**What to work on:**
Below are some entries. Copy each line that holds the string "structured".
# Supplied records start
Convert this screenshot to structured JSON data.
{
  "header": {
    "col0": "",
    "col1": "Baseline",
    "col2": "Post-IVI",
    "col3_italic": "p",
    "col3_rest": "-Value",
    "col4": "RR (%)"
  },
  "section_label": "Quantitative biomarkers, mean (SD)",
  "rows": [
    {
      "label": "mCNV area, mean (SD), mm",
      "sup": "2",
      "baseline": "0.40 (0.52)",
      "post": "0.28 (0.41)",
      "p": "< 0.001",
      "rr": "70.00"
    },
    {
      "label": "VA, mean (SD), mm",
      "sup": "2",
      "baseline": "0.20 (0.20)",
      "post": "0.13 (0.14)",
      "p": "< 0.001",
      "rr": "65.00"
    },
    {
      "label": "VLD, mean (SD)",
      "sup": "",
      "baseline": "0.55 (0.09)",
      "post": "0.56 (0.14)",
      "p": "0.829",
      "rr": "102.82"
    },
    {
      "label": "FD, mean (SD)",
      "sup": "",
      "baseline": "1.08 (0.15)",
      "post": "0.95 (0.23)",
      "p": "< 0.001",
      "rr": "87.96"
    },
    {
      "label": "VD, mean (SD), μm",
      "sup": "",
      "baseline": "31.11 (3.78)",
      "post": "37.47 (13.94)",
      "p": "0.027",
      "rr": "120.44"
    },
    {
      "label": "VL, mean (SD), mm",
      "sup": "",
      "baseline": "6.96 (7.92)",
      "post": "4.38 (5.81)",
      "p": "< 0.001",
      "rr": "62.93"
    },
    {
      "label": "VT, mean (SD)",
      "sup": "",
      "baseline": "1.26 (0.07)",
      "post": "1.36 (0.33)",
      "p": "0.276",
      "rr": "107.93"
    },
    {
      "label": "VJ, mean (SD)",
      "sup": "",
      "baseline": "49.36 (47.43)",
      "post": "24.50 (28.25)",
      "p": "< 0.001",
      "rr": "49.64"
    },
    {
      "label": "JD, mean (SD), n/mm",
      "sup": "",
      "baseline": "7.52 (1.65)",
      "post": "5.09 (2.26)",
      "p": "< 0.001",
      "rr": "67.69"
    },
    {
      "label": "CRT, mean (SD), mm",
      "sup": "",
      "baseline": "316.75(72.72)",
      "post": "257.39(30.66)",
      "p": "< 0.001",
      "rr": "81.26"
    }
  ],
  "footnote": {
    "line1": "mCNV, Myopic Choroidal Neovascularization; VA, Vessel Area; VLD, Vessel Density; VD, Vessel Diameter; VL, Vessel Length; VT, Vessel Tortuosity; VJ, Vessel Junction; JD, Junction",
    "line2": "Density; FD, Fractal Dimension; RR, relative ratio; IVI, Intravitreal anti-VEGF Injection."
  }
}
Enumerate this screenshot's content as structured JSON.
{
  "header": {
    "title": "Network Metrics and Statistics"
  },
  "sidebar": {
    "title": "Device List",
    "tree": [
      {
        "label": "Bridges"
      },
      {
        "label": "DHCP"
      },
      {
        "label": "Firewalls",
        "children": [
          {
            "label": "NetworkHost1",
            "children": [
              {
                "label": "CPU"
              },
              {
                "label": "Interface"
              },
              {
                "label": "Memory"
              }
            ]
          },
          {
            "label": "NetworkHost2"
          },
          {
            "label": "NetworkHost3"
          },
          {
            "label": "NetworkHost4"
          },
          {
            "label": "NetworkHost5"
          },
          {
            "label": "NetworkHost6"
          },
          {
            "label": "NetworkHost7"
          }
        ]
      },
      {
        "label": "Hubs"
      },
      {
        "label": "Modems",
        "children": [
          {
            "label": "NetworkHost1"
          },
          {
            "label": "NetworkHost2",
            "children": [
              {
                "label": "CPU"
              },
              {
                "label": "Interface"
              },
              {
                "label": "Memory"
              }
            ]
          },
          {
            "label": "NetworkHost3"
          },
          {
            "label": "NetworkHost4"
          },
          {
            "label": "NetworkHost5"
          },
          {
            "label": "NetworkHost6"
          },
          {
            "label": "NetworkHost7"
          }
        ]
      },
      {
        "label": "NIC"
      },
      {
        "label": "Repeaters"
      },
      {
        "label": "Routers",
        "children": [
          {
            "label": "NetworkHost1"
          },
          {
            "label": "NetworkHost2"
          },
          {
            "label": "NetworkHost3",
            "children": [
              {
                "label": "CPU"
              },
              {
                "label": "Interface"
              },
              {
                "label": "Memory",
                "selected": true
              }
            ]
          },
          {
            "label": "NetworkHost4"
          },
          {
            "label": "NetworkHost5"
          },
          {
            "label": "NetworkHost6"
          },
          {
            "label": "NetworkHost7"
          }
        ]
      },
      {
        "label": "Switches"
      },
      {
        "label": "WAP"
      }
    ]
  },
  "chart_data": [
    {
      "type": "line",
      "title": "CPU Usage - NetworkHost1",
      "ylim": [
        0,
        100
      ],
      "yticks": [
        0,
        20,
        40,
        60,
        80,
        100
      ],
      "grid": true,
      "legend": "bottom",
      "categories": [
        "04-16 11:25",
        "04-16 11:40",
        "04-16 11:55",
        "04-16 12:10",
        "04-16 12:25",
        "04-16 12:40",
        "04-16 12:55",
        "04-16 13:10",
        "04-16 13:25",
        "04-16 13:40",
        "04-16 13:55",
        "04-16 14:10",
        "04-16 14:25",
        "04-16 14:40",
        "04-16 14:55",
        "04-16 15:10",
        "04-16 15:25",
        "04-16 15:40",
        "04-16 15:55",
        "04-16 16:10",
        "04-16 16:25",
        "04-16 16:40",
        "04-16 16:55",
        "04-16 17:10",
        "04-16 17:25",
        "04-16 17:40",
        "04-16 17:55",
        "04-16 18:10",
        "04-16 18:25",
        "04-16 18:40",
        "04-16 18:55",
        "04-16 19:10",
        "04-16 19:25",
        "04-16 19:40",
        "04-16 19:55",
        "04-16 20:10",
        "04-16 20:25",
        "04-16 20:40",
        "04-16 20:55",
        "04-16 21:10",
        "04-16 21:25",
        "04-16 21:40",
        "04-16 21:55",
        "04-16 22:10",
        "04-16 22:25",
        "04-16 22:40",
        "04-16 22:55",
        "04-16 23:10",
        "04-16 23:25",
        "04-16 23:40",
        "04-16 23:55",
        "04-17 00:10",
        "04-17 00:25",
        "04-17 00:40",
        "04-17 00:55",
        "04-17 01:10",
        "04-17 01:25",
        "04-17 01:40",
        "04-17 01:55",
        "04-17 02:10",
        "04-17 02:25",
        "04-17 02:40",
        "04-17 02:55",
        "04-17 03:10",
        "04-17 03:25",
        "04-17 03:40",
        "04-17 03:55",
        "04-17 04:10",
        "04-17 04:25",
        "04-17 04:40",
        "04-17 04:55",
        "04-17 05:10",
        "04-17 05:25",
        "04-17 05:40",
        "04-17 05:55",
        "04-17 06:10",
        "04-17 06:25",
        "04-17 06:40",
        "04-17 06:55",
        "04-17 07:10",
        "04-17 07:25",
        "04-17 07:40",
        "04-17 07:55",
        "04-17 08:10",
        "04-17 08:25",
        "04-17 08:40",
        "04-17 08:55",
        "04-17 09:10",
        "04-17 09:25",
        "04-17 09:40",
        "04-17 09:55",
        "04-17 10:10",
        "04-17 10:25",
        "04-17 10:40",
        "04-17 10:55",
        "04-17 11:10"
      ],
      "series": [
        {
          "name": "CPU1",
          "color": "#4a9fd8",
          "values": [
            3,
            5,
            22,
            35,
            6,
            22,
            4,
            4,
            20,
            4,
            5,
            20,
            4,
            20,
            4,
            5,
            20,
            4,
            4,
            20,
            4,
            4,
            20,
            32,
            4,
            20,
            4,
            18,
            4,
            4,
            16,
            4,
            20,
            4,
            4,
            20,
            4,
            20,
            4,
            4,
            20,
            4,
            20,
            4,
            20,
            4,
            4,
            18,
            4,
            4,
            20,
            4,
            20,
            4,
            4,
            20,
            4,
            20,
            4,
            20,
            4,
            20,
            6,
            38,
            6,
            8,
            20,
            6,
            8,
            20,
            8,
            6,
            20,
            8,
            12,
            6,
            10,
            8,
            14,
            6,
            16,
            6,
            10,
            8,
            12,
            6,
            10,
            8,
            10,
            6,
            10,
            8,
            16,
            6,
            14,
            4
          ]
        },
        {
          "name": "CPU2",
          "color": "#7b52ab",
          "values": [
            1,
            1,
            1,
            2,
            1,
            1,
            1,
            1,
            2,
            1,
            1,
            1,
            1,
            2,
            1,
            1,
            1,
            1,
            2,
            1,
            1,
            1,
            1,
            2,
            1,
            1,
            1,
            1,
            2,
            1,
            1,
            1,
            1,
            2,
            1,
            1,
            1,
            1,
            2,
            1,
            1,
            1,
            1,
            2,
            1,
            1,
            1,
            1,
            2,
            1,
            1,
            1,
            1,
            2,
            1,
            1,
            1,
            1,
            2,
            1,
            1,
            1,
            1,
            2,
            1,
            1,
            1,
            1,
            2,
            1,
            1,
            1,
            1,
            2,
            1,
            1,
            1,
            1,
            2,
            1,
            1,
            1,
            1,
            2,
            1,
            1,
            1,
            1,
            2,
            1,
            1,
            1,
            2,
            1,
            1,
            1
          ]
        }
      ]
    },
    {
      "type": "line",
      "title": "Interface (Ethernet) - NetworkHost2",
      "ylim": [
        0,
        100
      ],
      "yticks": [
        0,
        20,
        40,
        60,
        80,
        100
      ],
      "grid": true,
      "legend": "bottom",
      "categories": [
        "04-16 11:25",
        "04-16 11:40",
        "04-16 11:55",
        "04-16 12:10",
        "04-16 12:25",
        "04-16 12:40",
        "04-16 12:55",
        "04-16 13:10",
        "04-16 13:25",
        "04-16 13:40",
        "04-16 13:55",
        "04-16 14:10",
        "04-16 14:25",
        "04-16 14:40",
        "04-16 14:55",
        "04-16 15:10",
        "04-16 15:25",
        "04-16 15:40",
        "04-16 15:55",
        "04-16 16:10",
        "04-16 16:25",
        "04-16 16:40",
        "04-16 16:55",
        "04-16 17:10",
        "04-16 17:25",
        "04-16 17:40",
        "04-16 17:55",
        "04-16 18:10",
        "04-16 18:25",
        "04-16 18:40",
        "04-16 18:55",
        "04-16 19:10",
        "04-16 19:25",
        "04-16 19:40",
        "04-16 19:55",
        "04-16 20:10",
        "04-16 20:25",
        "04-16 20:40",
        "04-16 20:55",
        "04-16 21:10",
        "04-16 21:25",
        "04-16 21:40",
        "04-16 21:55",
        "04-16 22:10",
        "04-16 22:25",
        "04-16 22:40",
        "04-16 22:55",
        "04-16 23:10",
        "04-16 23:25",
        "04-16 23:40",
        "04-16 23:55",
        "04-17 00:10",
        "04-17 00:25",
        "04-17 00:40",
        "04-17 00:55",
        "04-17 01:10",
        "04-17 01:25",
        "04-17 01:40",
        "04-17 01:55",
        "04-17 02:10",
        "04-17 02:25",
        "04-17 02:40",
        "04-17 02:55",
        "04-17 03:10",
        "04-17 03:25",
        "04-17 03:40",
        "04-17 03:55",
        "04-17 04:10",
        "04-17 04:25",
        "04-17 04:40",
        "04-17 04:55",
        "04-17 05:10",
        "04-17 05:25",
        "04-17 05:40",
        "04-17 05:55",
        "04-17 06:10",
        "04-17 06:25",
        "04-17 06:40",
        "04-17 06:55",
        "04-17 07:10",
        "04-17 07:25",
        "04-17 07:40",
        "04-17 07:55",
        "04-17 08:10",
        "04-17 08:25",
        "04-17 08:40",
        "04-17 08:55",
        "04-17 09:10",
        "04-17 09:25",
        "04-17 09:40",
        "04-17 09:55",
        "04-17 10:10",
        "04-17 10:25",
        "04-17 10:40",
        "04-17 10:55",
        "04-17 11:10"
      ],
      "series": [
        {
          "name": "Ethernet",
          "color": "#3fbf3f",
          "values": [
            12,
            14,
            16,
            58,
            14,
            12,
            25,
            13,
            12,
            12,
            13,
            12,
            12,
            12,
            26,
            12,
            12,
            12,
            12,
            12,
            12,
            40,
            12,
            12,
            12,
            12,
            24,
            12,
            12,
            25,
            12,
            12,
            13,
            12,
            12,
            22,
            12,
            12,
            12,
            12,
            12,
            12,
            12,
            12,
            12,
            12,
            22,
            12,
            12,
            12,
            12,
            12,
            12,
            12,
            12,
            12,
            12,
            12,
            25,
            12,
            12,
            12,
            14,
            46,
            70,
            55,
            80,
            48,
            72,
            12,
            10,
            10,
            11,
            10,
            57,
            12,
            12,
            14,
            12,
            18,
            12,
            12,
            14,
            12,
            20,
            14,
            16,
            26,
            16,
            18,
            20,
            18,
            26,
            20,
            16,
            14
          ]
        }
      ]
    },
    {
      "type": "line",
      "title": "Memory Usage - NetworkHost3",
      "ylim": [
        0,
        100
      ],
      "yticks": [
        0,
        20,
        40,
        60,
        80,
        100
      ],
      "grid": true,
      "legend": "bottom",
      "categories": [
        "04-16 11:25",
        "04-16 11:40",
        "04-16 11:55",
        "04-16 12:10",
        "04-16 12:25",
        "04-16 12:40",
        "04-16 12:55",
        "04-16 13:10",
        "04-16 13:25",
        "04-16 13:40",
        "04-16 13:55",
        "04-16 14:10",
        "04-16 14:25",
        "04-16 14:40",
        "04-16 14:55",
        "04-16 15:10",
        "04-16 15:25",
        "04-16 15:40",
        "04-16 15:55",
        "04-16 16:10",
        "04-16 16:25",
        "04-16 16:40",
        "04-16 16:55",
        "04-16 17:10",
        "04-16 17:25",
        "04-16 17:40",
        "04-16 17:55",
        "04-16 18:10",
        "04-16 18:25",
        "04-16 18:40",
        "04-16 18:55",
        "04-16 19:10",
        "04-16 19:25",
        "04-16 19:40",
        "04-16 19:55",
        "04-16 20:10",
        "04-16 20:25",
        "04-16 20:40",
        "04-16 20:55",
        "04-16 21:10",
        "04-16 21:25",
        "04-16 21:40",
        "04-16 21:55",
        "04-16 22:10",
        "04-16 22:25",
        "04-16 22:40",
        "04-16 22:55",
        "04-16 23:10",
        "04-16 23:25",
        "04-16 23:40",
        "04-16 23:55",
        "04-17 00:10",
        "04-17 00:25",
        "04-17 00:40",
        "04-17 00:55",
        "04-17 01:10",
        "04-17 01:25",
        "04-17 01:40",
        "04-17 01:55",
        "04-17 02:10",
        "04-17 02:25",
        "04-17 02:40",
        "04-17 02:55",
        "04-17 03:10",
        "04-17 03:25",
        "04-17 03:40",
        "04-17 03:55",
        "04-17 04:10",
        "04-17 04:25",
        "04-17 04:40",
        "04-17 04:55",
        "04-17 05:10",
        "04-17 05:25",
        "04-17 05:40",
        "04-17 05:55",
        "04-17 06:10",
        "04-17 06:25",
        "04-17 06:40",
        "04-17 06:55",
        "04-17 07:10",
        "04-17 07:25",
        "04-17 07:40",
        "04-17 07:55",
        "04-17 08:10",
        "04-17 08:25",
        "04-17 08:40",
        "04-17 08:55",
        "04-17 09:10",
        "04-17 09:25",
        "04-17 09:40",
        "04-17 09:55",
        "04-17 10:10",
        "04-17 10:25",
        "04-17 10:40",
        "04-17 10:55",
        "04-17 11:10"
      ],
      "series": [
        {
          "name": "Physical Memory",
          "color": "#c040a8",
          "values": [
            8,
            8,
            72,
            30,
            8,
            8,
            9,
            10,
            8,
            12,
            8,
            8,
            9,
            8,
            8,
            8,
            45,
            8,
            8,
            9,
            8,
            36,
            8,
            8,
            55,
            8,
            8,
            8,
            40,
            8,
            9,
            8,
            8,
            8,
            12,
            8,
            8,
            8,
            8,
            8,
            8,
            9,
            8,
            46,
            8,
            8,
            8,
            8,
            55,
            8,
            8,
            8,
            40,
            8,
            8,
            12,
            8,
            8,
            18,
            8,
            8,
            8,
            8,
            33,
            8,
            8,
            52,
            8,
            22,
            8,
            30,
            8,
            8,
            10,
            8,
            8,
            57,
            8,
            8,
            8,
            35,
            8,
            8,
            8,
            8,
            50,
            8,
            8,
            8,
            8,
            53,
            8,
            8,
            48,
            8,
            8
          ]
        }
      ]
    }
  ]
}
# Supplied records end
**Exercise response:**
Convert this screenshot to structured JSON data.
Enumerate this screenshot's content as structured JSON.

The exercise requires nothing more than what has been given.